Task statement - Which lines hold the word "Answers"? Copy each of them from the material.
┌──
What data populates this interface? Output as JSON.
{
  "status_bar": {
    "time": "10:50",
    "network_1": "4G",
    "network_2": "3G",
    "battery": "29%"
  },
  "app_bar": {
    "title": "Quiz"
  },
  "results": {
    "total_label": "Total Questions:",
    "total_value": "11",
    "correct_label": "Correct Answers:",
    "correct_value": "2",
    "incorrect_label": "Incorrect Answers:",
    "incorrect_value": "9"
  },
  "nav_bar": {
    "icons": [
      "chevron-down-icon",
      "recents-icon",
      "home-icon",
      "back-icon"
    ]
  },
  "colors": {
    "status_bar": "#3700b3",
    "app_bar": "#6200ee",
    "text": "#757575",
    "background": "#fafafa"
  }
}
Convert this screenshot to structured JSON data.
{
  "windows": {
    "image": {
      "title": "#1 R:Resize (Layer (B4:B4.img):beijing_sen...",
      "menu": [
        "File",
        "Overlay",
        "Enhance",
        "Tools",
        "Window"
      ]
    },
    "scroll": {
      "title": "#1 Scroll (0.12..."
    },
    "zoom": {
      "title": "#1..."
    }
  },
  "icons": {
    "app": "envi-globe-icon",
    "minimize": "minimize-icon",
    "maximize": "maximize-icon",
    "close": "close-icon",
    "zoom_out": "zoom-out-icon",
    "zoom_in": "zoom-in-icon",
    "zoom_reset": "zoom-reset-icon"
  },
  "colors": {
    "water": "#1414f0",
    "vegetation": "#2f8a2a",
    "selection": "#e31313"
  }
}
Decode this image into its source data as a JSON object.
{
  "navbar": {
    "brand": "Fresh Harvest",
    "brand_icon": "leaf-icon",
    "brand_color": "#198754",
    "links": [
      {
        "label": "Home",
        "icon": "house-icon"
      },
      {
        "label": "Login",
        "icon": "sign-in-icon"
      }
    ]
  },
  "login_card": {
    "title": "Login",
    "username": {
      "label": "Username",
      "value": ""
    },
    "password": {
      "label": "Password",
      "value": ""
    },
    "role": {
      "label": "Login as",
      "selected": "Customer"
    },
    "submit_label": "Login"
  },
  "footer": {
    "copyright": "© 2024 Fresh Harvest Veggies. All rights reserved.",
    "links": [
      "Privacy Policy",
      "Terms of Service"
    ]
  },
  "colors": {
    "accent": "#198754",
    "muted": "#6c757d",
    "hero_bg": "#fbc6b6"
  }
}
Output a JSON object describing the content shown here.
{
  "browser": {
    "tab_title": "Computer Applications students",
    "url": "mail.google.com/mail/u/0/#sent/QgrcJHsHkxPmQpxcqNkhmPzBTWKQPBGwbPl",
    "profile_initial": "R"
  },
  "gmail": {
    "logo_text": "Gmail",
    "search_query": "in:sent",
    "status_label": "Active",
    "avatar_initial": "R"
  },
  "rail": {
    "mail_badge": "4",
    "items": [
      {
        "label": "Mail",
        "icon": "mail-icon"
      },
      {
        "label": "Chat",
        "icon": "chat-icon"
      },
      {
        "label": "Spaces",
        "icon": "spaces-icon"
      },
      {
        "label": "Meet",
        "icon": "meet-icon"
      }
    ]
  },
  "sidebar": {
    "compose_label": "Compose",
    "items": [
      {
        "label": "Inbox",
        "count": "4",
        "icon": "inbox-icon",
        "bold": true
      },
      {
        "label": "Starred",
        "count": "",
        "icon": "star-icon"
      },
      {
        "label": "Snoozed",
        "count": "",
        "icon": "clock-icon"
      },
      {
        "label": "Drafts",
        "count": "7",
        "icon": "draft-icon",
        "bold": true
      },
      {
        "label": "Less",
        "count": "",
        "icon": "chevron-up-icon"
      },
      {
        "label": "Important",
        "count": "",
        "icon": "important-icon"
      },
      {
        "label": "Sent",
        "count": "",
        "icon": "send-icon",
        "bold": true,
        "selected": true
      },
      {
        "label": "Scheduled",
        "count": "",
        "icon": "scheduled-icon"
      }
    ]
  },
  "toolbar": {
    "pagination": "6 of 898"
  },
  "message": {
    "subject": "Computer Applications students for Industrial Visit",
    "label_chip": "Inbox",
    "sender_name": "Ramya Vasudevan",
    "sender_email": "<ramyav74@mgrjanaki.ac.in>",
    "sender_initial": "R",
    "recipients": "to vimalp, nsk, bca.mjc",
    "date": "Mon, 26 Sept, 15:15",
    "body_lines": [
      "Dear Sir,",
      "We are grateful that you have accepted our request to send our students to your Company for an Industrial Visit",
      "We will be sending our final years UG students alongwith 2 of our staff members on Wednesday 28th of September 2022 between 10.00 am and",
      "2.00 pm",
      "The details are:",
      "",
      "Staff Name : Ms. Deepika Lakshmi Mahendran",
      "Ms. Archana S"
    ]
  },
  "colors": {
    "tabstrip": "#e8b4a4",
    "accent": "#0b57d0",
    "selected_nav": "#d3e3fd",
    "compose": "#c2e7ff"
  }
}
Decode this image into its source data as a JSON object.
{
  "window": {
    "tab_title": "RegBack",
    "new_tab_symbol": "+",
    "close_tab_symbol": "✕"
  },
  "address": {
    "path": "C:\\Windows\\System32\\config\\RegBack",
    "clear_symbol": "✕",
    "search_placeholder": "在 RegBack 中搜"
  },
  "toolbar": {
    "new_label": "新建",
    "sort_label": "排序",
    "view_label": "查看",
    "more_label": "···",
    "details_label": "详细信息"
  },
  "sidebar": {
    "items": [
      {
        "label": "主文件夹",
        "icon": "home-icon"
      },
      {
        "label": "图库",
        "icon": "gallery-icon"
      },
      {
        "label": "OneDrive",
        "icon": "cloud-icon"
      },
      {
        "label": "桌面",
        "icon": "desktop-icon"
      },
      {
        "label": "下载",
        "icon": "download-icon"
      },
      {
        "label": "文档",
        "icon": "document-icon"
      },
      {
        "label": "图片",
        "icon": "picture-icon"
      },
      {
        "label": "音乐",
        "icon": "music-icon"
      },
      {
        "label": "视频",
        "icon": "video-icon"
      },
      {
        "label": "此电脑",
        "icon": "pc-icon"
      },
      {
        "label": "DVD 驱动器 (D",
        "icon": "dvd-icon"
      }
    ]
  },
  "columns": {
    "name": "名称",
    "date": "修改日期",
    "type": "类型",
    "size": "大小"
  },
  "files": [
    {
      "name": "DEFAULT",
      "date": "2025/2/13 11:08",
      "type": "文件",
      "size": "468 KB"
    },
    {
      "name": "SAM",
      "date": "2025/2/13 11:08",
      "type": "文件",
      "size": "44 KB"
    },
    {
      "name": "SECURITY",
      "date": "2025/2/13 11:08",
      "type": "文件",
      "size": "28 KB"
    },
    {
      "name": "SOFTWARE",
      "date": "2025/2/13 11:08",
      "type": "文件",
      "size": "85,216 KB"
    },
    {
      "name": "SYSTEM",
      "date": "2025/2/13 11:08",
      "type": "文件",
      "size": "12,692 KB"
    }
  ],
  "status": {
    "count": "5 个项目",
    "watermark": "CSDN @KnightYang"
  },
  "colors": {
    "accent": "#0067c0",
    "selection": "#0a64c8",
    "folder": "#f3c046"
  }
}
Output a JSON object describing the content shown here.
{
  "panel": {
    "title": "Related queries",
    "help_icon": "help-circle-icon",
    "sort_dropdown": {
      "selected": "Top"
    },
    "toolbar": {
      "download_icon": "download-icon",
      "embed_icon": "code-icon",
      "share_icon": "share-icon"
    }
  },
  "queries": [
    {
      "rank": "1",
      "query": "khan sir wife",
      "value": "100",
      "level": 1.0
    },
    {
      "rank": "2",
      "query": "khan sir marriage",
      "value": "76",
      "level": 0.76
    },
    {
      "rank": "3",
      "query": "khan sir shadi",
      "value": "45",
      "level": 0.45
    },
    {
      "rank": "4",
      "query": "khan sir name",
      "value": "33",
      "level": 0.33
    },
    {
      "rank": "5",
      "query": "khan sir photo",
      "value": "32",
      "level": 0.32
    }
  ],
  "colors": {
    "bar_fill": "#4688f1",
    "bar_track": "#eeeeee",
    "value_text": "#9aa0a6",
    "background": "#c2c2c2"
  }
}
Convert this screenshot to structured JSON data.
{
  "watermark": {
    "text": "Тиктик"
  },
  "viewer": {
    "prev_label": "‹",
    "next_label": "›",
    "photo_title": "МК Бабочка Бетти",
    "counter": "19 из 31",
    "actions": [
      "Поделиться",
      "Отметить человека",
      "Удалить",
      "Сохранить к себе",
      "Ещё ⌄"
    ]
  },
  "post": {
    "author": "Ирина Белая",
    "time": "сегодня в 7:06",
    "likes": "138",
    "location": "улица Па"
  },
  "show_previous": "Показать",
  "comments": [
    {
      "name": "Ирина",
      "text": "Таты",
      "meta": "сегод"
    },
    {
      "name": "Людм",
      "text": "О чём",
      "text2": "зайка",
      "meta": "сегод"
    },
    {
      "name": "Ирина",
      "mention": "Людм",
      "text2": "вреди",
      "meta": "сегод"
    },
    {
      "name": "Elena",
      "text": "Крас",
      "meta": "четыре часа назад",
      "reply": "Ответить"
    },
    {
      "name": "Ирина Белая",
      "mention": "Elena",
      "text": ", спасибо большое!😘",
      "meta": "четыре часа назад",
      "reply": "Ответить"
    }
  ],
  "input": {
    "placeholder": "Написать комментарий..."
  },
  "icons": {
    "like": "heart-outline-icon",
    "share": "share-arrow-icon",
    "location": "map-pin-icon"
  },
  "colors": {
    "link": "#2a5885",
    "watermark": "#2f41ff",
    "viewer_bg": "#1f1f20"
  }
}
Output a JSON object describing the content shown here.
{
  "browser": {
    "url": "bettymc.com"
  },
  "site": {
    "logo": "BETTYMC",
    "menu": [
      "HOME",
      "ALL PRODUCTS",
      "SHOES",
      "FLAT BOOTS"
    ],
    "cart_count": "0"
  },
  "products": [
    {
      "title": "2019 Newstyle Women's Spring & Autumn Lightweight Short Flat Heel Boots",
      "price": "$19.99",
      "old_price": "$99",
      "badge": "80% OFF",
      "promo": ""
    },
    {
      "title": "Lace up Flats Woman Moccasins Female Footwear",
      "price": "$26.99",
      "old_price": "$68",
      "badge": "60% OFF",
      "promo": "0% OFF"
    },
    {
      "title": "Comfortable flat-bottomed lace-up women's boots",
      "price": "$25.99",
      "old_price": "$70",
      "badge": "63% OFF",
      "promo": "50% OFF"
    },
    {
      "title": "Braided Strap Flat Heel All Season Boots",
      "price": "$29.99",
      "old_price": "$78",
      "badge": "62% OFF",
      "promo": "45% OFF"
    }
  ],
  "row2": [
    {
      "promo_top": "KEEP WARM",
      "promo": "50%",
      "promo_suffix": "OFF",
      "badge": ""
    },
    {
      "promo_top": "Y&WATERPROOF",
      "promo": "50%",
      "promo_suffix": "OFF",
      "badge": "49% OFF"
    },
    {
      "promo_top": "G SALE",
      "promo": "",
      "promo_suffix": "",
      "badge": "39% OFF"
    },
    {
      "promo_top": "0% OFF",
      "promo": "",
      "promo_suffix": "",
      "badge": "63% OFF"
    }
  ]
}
└──
Correct response -
    "correct_label": "Correct Answers:",
    "incorrect_label": "Incorrect Answers:",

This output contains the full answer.